Dataset excerpts
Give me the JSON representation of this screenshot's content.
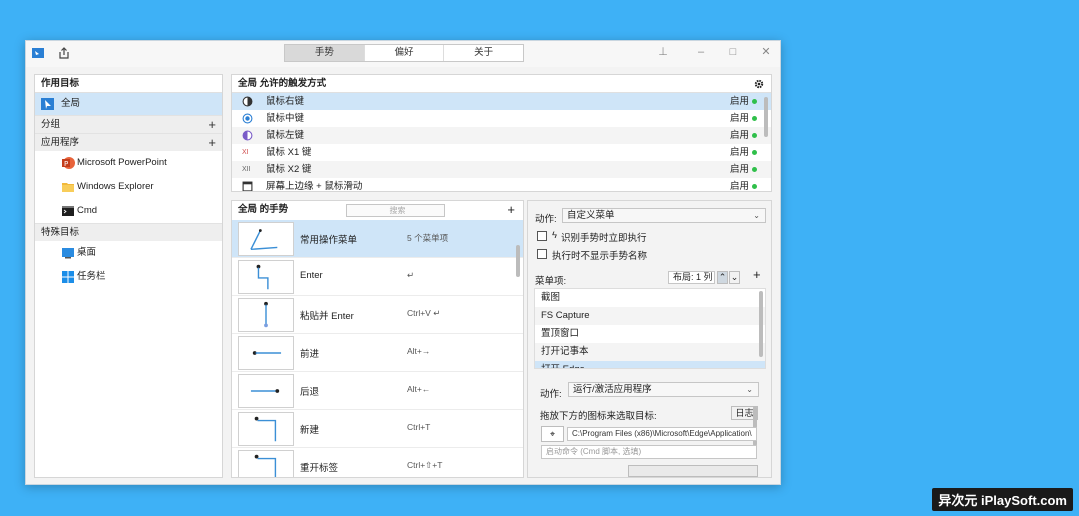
{
  "tabs": [
    "手势",
    "偏好",
    "关于"
  ],
  "targets": {
    "header": "作用目标",
    "global_item": "全局",
    "groups_header": "分组",
    "apps_header": "应用程序",
    "apps": [
      "Microsoft PowerPoint",
      "Windows Explorer",
      "Cmd"
    ],
    "special_header": "特殊目标",
    "special": [
      "桌面",
      "任务栏"
    ]
  },
  "triggers": {
    "header": "全局 允许的触发方式",
    "items": [
      {
        "label": "鼠标右键",
        "status": "启用"
      },
      {
        "label": "鼠标中键",
        "status": "启用"
      },
      {
        "label": "鼠标左键",
        "status": "启用"
      },
      {
        "label": "鼠标 X1 键",
        "status": "启用"
      },
      {
        "label": "鼠标 X2 键",
        "status": "启用"
      },
      {
        "label": "屏幕上边缘 + 鼠标滑动",
        "status": "启用"
      }
    ]
  },
  "gestures": {
    "header": "全局 的手势",
    "search_placeholder": "搜索",
    "items": [
      {
        "name": "常用操作菜单",
        "key": "5 个菜单项"
      },
      {
        "name": "Enter",
        "key": "↵"
      },
      {
        "name": "粘贴并 Enter",
        "key": "Ctrl+V ↵"
      },
      {
        "name": "前进",
        "key": "Alt+→"
      },
      {
        "name": "后退",
        "key": "Alt+←"
      },
      {
        "name": "新建",
        "key": "Ctrl+T"
      },
      {
        "name": "重开标签",
        "key": "Ctrl+⇧+T"
      }
    ]
  },
  "action": {
    "label": "动作:",
    "value": "自定义菜单",
    "check1": "识别手势时立即执行",
    "check2": "执行时不显示手势名称",
    "menu_items_label": "菜单项:",
    "layout_label": "布局: 1 列",
    "menu_items": [
      "截图",
      "FS Capture",
      "置顶窗口",
      "打开记事本",
      "打开 Edge"
    ],
    "sub_action_label": "动作:",
    "sub_action_value": "运行/激活应用程序",
    "drag_label": "拖放下方的图标来选取目标:",
    "log_button": "日志",
    "path_value": "C:\\Program Files (x86)\\Microsoft\\Edge\\Application\\",
    "cmd_placeholder": "启动命令 (Cmd 脚本, 选填)"
  },
  "watermark": "异次元 iPlaySoft.com"
}
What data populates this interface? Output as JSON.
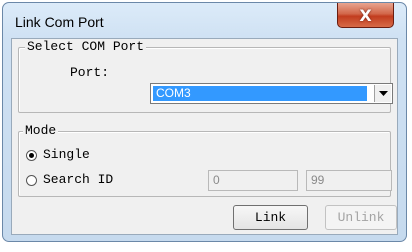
{
  "window": {
    "title": "Link Com Port",
    "close_glyph": "X"
  },
  "select_group": {
    "legend": "Select COM Port",
    "port_label": "Port:",
    "port_value": "COM3"
  },
  "mode_group": {
    "legend": "Mode",
    "options": [
      {
        "label": "Single",
        "selected": true
      },
      {
        "label": "Search ID",
        "selected": false
      }
    ],
    "search_from": "0",
    "search_to": "99"
  },
  "buttons": {
    "link": "Link",
    "unlink": "Unlink"
  },
  "colors": {
    "selection": "#3399ff",
    "close_button": "#c23d1f"
  }
}
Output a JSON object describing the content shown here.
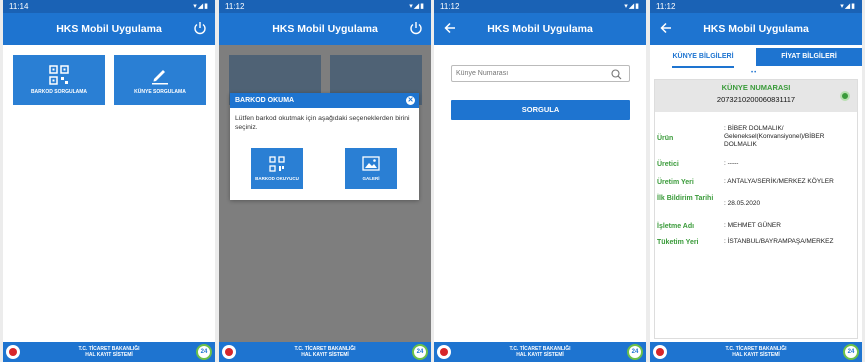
{
  "app_title": "HKS Mobil Uygulama",
  "footer": {
    "line1": "T.C. TİCARET BAKANLIĞI",
    "line2": "HAL KAYIT SİSTEMİ",
    "badge": "24"
  },
  "screens": [
    {
      "time": "11:14",
      "tiles": [
        {
          "label": "BARKOD SORGULAMA",
          "icon": "qr-code-icon"
        },
        {
          "label": "KÜNYE SORGULAMA",
          "icon": "pencil-icon"
        }
      ]
    },
    {
      "time": "11:12",
      "dialog": {
        "title": "BARKOD OKUMA",
        "message": "Lütfen barkod okutmak için aşağıdaki seçeneklerden birini seçiniz.",
        "btn_scanner": "BARKOD OKUYUCU",
        "btn_gallery": "GALERİ"
      }
    },
    {
      "time": "11:12",
      "search_placeholder": "Künye Numarası",
      "search_button": "SORGULA"
    },
    {
      "time": "11:12",
      "tabs": [
        "KÜNYE BİLGİLERİ",
        "FİYAT BİLGİLERİ"
      ],
      "card_title": "KÜNYE NUMARASI",
      "card_number": "2073210200060831117",
      "fields": [
        {
          "key": "Ürün",
          "value": ": BİBER DOLMALIK/ Geleneksel(Konvansiyonel)/BİBER DOLMALIK"
        },
        {
          "key": "Üretici",
          "value": ": -----"
        },
        {
          "key": "Üretim Yeri",
          "value": ": ANTALYA/SERİK/MERKEZ KÖYLER"
        },
        {
          "key": "İlk Bildirim Tarihi",
          "value": ": 28.05.2020"
        },
        {
          "key": "İşletme Adı",
          "value": ": MEHMET GÜNER"
        },
        {
          "key": "Tüketim Yeri",
          "value": ": İSTANBUL/BAYRAMPAŞA/MERKEZ"
        }
      ]
    }
  ],
  "colors": {
    "primary": "#1e74d0",
    "status_bar": "#1a62b5",
    "accent_green": "#3a9b3a"
  }
}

* **WHAT THE TASK REQUIRES**:
Print all entries exactly. The images do not belong in the copy.

* **OUTPUT OF THE TASK**:
Give me the JSON representation of this screenshot's content.
{
  "tabs": [
    "手势",
    "偏好",
    "关于"
  ],
  "targets": {
    "header": "作用目标",
    "global_item": "全局",
    "groups_header": "分组",
    "apps_header": "应用程序",
    "apps": [
      "Microsoft PowerPoint",
      "Windows Explorer",
      "Cmd"
    ],
    "special_header": "特殊目标",
    "special": [
      "桌面",
      "任务栏"
    ]
  },
  "triggers": {
    "header": "全局 允许的触发方式",
    "items": [
      {
        "label": "鼠标右键",
        "status": "启用"
      },
      {
        "label": "鼠标中键",
        "status": "启用"
      },
      {
        "label": "鼠标左键",
        "status": "启用"
      },
      {
        "label": "鼠标 X1 键",
        "status": "启用"
      },
      {
        "label": "鼠标 X2 键",
        "status": "启用"
      },
      {
        "label": "屏幕上边缘 + 鼠标滑动",
        "status": "启用"
      }
    ]
  },
  "gestures": {
    "header": "全局 的手势",
    "search_placeholder": "搜索",
    "items": [
      {
        "name": "常用操作菜单",
        "key": "5 个菜单项"
      },
      {
        "name": "Enter",
        "key": "↵"
      },
      {
        "name": "粘贴并 Enter",
        "key": "Ctrl+V ↵"
      },
      {
        "name": "前进",
        "key": "Alt+→"
      },
      {
        "name": "后退",
        "key": "Alt+←"
      },
      {
        "name": "新建",
        "key": "Ctrl+T"
      },
      {
        "name": "重开标签",
        "key": "Ctrl+⇧+T"
      }
    ]
  },
  "action": {
    "label": "动作:",
    "value": "自定义菜单",
    "check1": "识别手势时立即执行",
    "check2": "执行时不显示手势名称",
    "menu_items_label": "菜单项:",
    "layout_label": "布局: 1 列",
    "menu_items": [
      "截图",
      "FS Capture",
      "置顶窗口",
      "打开记事本",
      "打开 Edge"
    ],
    "sub_action_label": "动作:",
    "sub_action_value": "运行/激活应用程序",
    "drag_label": "拖放下方的图标来选取目标:",
    "log_button": "日志",
    "path_value": "C:\\Program Files (x86)\\Microsoft\\Edge\\Application\\",
    "cmd_placeholder": "启动命令 (Cmd 脚本, 选填)"
  },
  "watermark": "异次元 iPlaySoft.com"
}
What data populates this interface? Output as JSON.
{
  "window": {
    "title": "Link Com Port",
    "close_glyph": "X"
  },
  "select_group": {
    "legend": "Select COM Port",
    "port_label": "Port:",
    "port_value": "COM3"
  },
  "mode_group": {
    "legend": "Mode",
    "options": [
      {
        "label": "Single",
        "selected": true
      },
      {
        "label": "Search ID",
        "selected": false
      }
    ],
    "search_from": "0",
    "search_to": "99"
  },
  "buttons": {
    "link": "Link",
    "unlink": "Unlink"
  },
  "colors": {
    "selection": "#3399ff",
    "close_button": "#c23d1f"
  }
}
Output a JSON object describing the content shown here.
{
  "app_title": "HKS Mobil Uygulama",
  "footer": {
    "line1": "T.C. TİCARET BAKANLIĞI",
    "line2": "HAL KAYIT SİSTEMİ",
    "badge": "24"
  },
  "screens": [
    {
      "time": "11:14",
      "tiles": [
        {
          "label": "BARKOD SORGULAMA",
          "icon": "qr-code-icon"
        },
        {
          "label": "KÜNYE SORGULAMA",
          "icon": "pencil-icon"
        }
      ]
    },
    {
      "time": "11:12",
      "dialog": {
        "title": "BARKOD OKUMA",
        "message": "Lütfen barkod okutmak için aşağıdaki seçeneklerden birini seçiniz.",
        "btn_scanner": "BARKOD OKUYUCU",
        "btn_gallery": "GALERİ"
      }
    },
    {
      "time": "11:12",
      "search_placeholder": "Künye Numarası",
      "search_button": "SORGULA"
    },
    {
      "time": "11:12",
      "tabs": [
        "KÜNYE BİLGİLERİ",
        "FİYAT BİLGİLERİ"
      ],
      "card_title": "KÜNYE NUMARASI",
      "card_number": "2073210200060831117",
      "fields": [
        {
          "key": "Ürün",
          "value": ": BİBER DOLMALIK/ Geleneksel(Konvansiyonel)/BİBER DOLMALIK"
        },
        {
          "key": "Üretici",
          "value": ": -----"
        },
        {
          "key": "Üretim Yeri",
          "value": ": ANTALYA/SERİK/MERKEZ KÖYLER"
        },
        {
          "key": "İlk Bildirim Tarihi",
          "value": ": 28.05.2020"
        },
        {
          "key": "İşletme Adı",
          "value": ": MEHMET GÜNER"
        },
        {
          "key": "Tüketim Yeri",
          "value": ": İSTANBUL/BAYRAMPAŞA/MERKEZ"
        }
      ]
    }
  ],
  "colors": {
    "primary": "#1e74d0",
    "status_bar": "#1a62b5",
    "accent_green": "#3a9b3a"
  }
}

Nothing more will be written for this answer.